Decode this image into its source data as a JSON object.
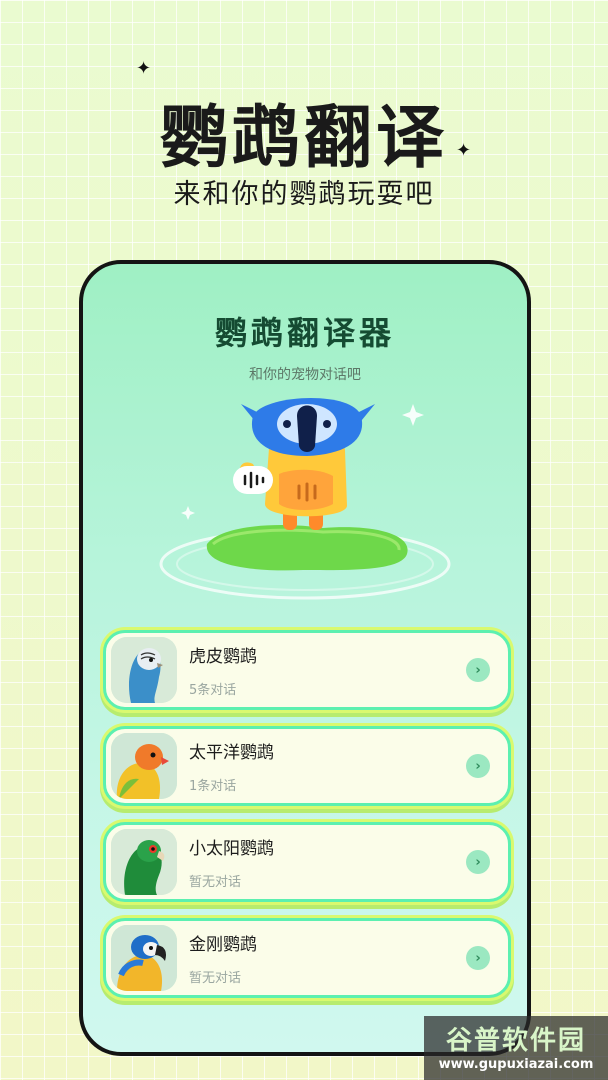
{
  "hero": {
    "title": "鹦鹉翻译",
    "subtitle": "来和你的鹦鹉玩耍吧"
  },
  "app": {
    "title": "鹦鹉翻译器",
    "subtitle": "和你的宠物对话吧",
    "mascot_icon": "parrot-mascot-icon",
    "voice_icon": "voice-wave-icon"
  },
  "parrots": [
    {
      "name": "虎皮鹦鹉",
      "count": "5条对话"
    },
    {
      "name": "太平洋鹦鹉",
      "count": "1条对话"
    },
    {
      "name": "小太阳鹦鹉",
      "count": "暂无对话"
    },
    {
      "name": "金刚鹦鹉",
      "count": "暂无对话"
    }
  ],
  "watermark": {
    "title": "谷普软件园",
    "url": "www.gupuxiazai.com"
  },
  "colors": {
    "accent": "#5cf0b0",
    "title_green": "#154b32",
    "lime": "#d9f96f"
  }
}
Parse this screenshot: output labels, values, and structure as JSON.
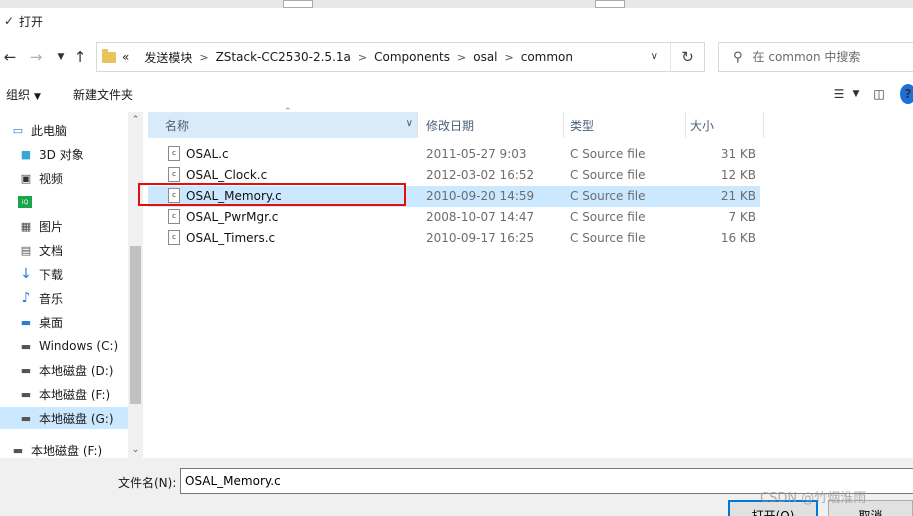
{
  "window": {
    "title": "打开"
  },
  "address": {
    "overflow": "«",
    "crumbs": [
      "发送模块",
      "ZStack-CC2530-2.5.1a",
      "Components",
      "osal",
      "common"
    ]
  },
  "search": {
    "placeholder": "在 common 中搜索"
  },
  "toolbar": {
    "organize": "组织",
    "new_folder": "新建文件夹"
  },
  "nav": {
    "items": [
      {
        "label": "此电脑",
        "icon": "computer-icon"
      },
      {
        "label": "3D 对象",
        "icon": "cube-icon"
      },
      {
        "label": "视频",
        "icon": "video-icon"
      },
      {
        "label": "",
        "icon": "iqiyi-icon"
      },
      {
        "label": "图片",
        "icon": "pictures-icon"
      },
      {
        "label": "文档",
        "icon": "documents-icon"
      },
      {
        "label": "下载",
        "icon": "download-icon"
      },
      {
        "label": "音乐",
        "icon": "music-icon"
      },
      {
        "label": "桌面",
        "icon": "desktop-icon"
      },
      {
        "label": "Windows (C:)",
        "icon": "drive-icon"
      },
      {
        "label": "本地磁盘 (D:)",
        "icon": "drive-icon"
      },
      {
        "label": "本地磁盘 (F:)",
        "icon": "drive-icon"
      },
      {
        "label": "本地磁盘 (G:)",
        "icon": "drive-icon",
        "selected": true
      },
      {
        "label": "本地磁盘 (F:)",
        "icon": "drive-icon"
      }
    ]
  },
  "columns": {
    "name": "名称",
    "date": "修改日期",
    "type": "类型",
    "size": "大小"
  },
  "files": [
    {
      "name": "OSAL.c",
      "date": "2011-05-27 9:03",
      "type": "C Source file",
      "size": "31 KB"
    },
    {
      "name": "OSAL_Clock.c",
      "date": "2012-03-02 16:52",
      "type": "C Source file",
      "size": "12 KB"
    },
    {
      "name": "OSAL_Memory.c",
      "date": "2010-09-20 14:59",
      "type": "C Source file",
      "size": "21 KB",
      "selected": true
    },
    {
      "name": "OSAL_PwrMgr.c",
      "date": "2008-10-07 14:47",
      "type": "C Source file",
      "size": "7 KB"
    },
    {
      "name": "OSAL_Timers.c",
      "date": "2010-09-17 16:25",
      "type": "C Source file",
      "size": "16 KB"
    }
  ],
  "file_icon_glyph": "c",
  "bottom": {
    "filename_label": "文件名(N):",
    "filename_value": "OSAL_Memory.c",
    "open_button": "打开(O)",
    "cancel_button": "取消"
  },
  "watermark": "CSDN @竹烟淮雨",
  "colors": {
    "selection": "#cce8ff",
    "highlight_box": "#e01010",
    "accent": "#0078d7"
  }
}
+---+
» Exercise
Copy all the entries word for word. Omit any pictures.

» Output of the task
Decode this image into its source data as a JSON object.
{
  "hero": {
    "title": "鹦鹉翻译",
    "subtitle": "来和你的鹦鹉玩耍吧"
  },
  "app": {
    "title": "鹦鹉翻译器",
    "subtitle": "和你的宠物对话吧",
    "mascot_icon": "parrot-mascot-icon",
    "voice_icon": "voice-wave-icon"
  },
  "parrots": [
    {
      "name": "虎皮鹦鹉",
      "count": "5条对话"
    },
    {
      "name": "太平洋鹦鹉",
      "count": "1条对话"
    },
    {
      "name": "小太阳鹦鹉",
      "count": "暂无对话"
    },
    {
      "name": "金刚鹦鹉",
      "count": "暂无对话"
    }
  ],
  "watermark": {
    "title": "谷普软件园",
    "url": "www.gupuxiazai.com"
  },
  "colors": {
    "accent": "#5cf0b0",
    "title_green": "#154b32",
    "lime": "#d9f96f"
  }
}
Parse this screenshot: output labels, values, and structure as JSON.
{
  "window": {
    "title": "打开"
  },
  "address": {
    "overflow": "«",
    "crumbs": [
      "发送模块",
      "ZStack-CC2530-2.5.1a",
      "Components",
      "osal",
      "common"
    ]
  },
  "search": {
    "placeholder": "在 common 中搜索"
  },
  "toolbar": {
    "organize": "组织",
    "new_folder": "新建文件夹"
  },
  "nav": {
    "items": [
      {
        "label": "此电脑",
        "icon": "computer-icon"
      },
      {
        "label": "3D 对象",
        "icon": "cube-icon"
      },
      {
        "label": "视频",
        "icon": "video-icon"
      },
      {
        "label": "",
        "icon": "iqiyi-icon"
      },
      {
        "label": "图片",
        "icon": "pictures-icon"
      },
      {
        "label": "文档",
        "icon": "documents-icon"
      },
      {
        "label": "下载",
        "icon": "download-icon"
      },
      {
        "label": "音乐",
        "icon": "music-icon"
      },
      {
        "label": "桌面",
        "icon": "desktop-icon"
      },
      {
        "label": "Windows (C:)",
        "icon": "drive-icon"
      },
      {
        "label": "本地磁盘 (D:)",
        "icon": "drive-icon"
      },
      {
        "label": "本地磁盘 (F:)",
        "icon": "drive-icon"
      },
      {
        "label": "本地磁盘 (G:)",
        "icon": "drive-icon",
        "selected": true
      },
      {
        "label": "本地磁盘 (F:)",
        "icon": "drive-icon"
      }
    ]
  },
  "columns": {
    "name": "名称",
    "date": "修改日期",
    "type": "类型",
    "size": "大小"
  },
  "files": [
    {
      "name": "OSAL.c",
      "date": "2011-05-27 9:03",
      "type": "C Source file",
      "size": "31 KB"
    },
    {
      "name": "OSAL_Clock.c",
      "date": "2012-03-02 16:52",
      "type": "C Source file",
      "size": "12 KB"
    },
    {
      "name": "OSAL_Memory.c",
      "date": "2010-09-20 14:59",
      "type": "C Source file",
      "size": "21 KB",
      "selected": true
    },
    {
      "name": "OSAL_PwrMgr.c",
      "date": "2008-10-07 14:47",
      "type": "C Source file",
      "size": "7 KB"
    },
    {
      "name": "OSAL_Timers.c",
      "date": "2010-09-17 16:25",
      "type": "C Source file",
      "size": "16 KB"
    }
  ],
  "file_icon_glyph": "c",
  "bottom": {
    "filename_label": "文件名(N):",
    "filename_value": "OSAL_Memory.c",
    "open_button": "打开(O)",
    "cancel_button": "取消"
  },
  "watermark": "CSDN @竹烟淮雨",
  "colors": {
    "selection": "#cce8ff",
    "highlight_box": "#e01010",
    "accent": "#0078d7"
  }
}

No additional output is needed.